**Exercise goal:**
Arrange each line of the entries below as a numbered list, omitting blank lines.

· · · · · · ·

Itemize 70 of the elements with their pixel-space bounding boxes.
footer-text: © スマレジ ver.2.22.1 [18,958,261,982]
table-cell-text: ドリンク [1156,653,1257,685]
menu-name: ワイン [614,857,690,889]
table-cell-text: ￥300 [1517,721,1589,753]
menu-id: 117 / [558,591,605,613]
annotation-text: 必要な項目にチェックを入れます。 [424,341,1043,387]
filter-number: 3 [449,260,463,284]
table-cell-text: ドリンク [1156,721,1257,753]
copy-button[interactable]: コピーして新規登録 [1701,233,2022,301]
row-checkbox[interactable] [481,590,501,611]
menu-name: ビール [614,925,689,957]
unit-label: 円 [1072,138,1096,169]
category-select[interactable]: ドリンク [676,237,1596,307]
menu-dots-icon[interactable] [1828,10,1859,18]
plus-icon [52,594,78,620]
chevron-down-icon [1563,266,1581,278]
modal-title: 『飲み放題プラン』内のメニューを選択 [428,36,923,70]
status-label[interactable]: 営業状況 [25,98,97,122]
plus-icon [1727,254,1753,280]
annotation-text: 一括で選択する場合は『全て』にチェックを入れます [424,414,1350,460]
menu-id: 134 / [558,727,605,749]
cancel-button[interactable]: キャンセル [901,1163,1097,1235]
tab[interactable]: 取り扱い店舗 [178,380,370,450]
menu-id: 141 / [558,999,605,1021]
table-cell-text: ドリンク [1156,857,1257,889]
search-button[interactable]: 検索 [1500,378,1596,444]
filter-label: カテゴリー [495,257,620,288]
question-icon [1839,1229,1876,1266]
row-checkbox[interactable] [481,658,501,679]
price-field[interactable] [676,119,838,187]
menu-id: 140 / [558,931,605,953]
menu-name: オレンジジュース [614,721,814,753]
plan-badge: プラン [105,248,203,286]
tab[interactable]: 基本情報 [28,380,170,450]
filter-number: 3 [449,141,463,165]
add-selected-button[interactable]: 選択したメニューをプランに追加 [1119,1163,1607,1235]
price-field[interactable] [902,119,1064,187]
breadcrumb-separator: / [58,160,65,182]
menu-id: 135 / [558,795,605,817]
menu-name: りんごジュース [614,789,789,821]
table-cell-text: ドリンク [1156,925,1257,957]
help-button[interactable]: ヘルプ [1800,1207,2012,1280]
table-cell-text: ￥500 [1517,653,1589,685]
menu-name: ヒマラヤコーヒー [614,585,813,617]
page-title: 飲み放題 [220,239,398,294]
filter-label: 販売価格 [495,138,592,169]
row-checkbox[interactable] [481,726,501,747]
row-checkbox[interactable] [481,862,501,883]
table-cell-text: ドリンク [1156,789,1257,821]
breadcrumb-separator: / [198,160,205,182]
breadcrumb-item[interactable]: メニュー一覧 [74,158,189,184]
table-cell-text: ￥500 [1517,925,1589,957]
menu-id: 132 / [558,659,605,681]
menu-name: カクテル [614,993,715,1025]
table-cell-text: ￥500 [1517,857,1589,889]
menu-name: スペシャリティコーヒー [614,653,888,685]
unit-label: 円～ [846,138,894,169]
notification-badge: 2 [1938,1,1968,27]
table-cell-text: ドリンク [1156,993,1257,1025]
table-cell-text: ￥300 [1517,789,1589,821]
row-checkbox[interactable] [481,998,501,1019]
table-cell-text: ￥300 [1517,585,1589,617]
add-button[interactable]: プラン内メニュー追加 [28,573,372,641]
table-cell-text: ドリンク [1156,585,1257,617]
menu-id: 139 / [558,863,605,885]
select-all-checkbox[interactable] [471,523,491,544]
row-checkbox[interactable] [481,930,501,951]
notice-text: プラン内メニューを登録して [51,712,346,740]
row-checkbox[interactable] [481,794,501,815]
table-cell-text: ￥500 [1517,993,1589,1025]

· · · · · · ·

**Solution:**
1. Itemize 70 of the elements with their pixel-space bounding boxes.
2. footer-text: © スマレジ ver.2.22.1 [18,958,261,982]
3. table-cell-text: ドリンク [1156,653,1257,685]
4. menu-name: ワイン [614,857,690,889]
5. table-cell-text: ￥300 [1517,721,1589,753]
6. menu-id: 117 / [558,591,605,613]
7. annotation-text: 必要な項目にチェックを入れます。 [424,341,1043,387]
8. filter-number: 3 [449,260,463,284]
9. table-cell-text: ドリンク [1156,721,1257,753]
10. copy-button[interactable]: コピーして新規登録 [1701,233,2022,301]
11. row-checkbox[interactable] [481,590,501,611]
12. menu-name: ビール [614,925,689,957]
13. unit-label: 円 [1072,138,1096,169]
14. category-select[interactable]: ドリンク [676,237,1596,307]
15. menu-dots-icon[interactable] [1828,10,1859,18]
16. plus-icon [52,594,78,620]
17. chevron-down-icon [1563,266,1581,278]
18. modal-title: 『飲み放題プラン』内のメニューを選択 [428,36,923,70]
19. status-label[interactable]: 営業状況 [25,98,97,122]
20. plus-icon [1727,254,1753,280]
21. annotation-text: 一括で選択する場合は『全て』にチェックを入れます [424,414,1350,460]
22. menu-id: 134 / [558,727,605,749]
23. cancel-button[interactable]: キャンセル [901,1163,1097,1235]
24. tab[interactable]: 取り扱い店舗 [178,380,370,450]
25. menu-id: 141 / [558,999,605,1021]
26. table-cell-text: ドリンク [1156,857,1257,889]
27. search-button[interactable]: 検索 [1500,378,1596,444]
28. filter-label: カテゴリー [495,257,620,288]
29. question-icon [1839,1229,1876,1266]
30. row-checkbox[interactable] [481,658,501,679]
31. price-field[interactable] [676,119,838,187]
32. menu-id: 140 / [558,931,605,953]
33. menu-name: オレンジジュース [614,721,814,753]
34. plan-badge: プラン [105,248,203,286]
35. tab[interactable]: 基本情報 [28,380,170,450]
36. filter-number: 3 [449,141,463,165]
37. add-selected-button[interactable]: 選択したメニューをプランに追加 [1119,1163,1607,1235]
38. price-field[interactable] [902,119,1064,187]
39. breadcrumb-separator: / [58,160,65,182]
40. menu-id: 135 / [558,795,605,817]
41. menu-name: りんごジュース [614,789,789,821]
42. table-cell-text: ドリンク [1156,925,1257,957]
43. help-button[interactable]: ヘルプ [1800,1207,2012,1280]
44. table-cell-text: ￥500 [1517,653,1589,685]
45. menu-name: ヒマラヤコーヒー [614,585,813,617]
46. page-title: 飲み放題 [220,239,398,294]
47. filter-label: 販売価格 [495,138,592,169]
48. row-checkbox[interactable] [481,726,501,747]
49. row-checkbox[interactable] [481,862,501,883]
50. table-cell-text: ドリンク [1156,789,1257,821]
51. breadcrumb-separator: / [198,160,205,182]
52. breadcrumb-item[interactable]: メニュー一覧 [74,158,189,184]
53. table-cell-text: ￥500 [1517,925,1589,957]
54. menu-id: 132 / [558,659,605,681]
55. menu-name: カクテル [614,993,715,1025]
56. table-cell-text: ￥500 [1517,857,1589,889]
57. menu-name: スペシャリティコーヒー [614,653,888,685]
58. unit-label: 円～ [846,138,894,169]
59. notification-badge: 2 [1938,1,1968,27]
60. table-cell-text: ドリンク [1156,993,1257,1025]
61. table-cell-text: ￥300 [1517,789,1589,821]
62. row-checkbox[interactable] [481,998,501,1019]
63. table-cell-text: ￥300 [1517,585,1589,617]
64. add-button[interactable]: プラン内メニュー追加 [28,573,372,641]
65. table-cell-text: ドリンク [1156,585,1257,617]
66. menu-id: 139 / [558,863,605,885]
67. select-all-checkbox[interactable] [471,523,491,544]
68. row-checkbox[interactable] [481,930,501,951]
69. notice-text: プラン内メニューを登録して [51,712,346,740]
70. row-checkbox[interactable] [481,794,501,815]
71. table-cell-text: ￥500 [1517,993,1589,1025]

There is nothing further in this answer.